» **SET EXERCISE**
In full and without alteration, give the listing again.

Records from a collection of figures
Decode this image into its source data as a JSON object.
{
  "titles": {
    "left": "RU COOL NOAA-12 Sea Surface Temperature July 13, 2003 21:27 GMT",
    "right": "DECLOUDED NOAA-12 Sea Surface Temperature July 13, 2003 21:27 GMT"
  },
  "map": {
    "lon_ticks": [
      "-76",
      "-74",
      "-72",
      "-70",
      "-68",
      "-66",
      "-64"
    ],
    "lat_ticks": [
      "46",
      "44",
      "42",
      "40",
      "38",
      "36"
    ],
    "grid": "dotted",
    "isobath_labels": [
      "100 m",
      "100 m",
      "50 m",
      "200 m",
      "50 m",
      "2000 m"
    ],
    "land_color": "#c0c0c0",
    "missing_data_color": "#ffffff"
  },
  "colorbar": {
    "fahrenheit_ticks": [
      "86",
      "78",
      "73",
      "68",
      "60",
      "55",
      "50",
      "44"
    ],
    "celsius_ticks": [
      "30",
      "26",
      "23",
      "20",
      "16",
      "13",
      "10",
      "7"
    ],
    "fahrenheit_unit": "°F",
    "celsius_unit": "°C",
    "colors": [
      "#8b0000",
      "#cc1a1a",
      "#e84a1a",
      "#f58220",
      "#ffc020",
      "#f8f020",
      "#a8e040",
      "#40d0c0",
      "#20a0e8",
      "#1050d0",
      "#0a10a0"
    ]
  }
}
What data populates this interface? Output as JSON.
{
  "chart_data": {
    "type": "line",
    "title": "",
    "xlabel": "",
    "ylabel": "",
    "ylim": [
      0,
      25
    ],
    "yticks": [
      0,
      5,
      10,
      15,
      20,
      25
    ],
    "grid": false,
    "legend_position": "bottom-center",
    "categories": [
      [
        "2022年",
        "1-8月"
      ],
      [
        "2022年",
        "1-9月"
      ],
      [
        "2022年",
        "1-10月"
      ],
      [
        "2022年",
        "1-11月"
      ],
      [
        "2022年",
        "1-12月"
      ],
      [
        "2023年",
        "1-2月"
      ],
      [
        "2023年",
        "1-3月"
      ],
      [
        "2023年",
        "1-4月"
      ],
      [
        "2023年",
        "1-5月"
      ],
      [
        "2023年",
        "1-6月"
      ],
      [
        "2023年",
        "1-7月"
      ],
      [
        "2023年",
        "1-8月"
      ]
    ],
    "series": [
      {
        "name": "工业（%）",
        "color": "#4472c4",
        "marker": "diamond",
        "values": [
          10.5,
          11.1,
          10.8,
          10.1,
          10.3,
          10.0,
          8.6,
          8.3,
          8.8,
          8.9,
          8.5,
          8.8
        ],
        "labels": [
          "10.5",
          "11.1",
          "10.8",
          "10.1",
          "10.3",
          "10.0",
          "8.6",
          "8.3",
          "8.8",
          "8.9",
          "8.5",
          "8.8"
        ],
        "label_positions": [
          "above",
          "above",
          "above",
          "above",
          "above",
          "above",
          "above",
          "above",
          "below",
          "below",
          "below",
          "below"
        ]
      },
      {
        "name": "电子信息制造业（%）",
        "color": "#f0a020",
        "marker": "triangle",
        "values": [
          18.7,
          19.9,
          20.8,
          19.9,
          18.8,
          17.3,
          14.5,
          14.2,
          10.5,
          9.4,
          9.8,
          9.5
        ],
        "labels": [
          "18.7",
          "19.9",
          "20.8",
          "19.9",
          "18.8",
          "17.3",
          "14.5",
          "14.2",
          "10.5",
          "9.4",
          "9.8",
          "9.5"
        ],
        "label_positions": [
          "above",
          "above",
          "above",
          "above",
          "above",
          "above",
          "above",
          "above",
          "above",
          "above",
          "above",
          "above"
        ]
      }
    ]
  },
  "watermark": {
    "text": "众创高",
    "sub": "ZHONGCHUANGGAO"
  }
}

» **ANSWER TO THE TASK**
Decode this image into its source data as a JSON object.
{
  "titles": {
    "left": "RU COOL NOAA-12 Sea Surface Temperature July 13, 2003 21:27 GMT",
    "right": "DECLOUDED NOAA-12 Sea Surface Temperature July 13, 2003 21:27 GMT"
  },
  "map": {
    "lon_ticks": [
      "-76",
      "-74",
      "-72",
      "-70",
      "-68",
      "-66",
      "-64"
    ],
    "lat_ticks": [
      "46",
      "44",
      "42",
      "40",
      "38",
      "36"
    ],
    "grid": "dotted",
    "isobath_labels": [
      "100 m",
      "100 m",
      "50 m",
      "200 m",
      "50 m",
      "2000 m"
    ],
    "land_color": "#c0c0c0",
    "missing_data_color": "#ffffff"
  },
  "colorbar": {
    "fahrenheit_ticks": [
      "86",
      "78",
      "73",
      "68",
      "60",
      "55",
      "50",
      "44"
    ],
    "celsius_ticks": [
      "30",
      "26",
      "23",
      "20",
      "16",
      "13",
      "10",
      "7"
    ],
    "fahrenheit_unit": "°F",
    "celsius_unit": "°C",
    "colors": [
      "#8b0000",
      "#cc1a1a",
      "#e84a1a",
      "#f58220",
      "#ffc020",
      "#f8f020",
      "#a8e040",
      "#40d0c0",
      "#20a0e8",
      "#1050d0",
      "#0a10a0"
    ]
  }
}
What data populates this interface? Output as JSON.
{
  "chart_data": {
    "type": "line",
    "title": "",
    "xlabel": "",
    "ylabel": "",
    "ylim": [
      0,
      25
    ],
    "yticks": [
      0,
      5,
      10,
      15,
      20,
      25
    ],
    "grid": false,
    "legend_position": "bottom-center",
    "categories": [
      [
        "2022年",
        "1-8月"
      ],
      [
        "2022年",
        "1-9月"
      ],
      [
        "2022年",
        "1-10月"
      ],
      [
        "2022年",
        "1-11月"
      ],
      [
        "2022年",
        "1-12月"
      ],
      [
        "2023年",
        "1-2月"
      ],
      [
        "2023年",
        "1-3月"
      ],
      [
        "2023年",
        "1-4月"
      ],
      [
        "2023年",
        "1-5月"
      ],
      [
        "2023年",
        "1-6月"
      ],
      [
        "2023年",
        "1-7月"
      ],
      [
        "2023年",
        "1-8月"
      ]
    ],
    "series": [
      {
        "name": "工业（%）",
        "color": "#4472c4",
        "marker": "diamond",
        "values": [
          10.5,
          11.1,
          10.8,
          10.1,
          10.3,
          10.0,
          8.6,
          8.3,
          8.8,
          8.9,
          8.5,
          8.8
        ],
        "labels": [
          "10.5",
          "11.1",
          "10.8",
          "10.1",
          "10.3",
          "10.0",
          "8.6",
          "8.3",
          "8.8",
          "8.9",
          "8.5",
          "8.8"
        ],
        "label_positions": [
          "above",
          "above",
          "above",
          "above",
          "above",
          "above",
          "above",
          "above",
          "below",
          "below",
          "below",
          "below"
        ]
      },
      {
        "name": "电子信息制造业（%）",
        "color": "#f0a020",
        "marker": "triangle",
        "values": [
          18.7,
          19.9,
          20.8,
          19.9,
          18.8,
          17.3,
          14.5,
          14.2,
          10.5,
          9.4,
          9.8,
          9.5
        ],
        "labels": [
          "18.7",
          "19.9",
          "20.8",
          "19.9",
          "18.8",
          "17.3",
          "14.5",
          "14.2",
          "10.5",
          "9.4",
          "9.8",
          "9.5"
        ],
        "label_positions": [
          "above",
          "above",
          "above",
          "above",
          "above",
          "above",
          "above",
          "above",
          "above",
          "above",
          "above",
          "above"
        ]
      }
    ]
  },
  "watermark": {
    "text": "众创高",
    "sub": "ZHONGCHUANGGAO"
  }
}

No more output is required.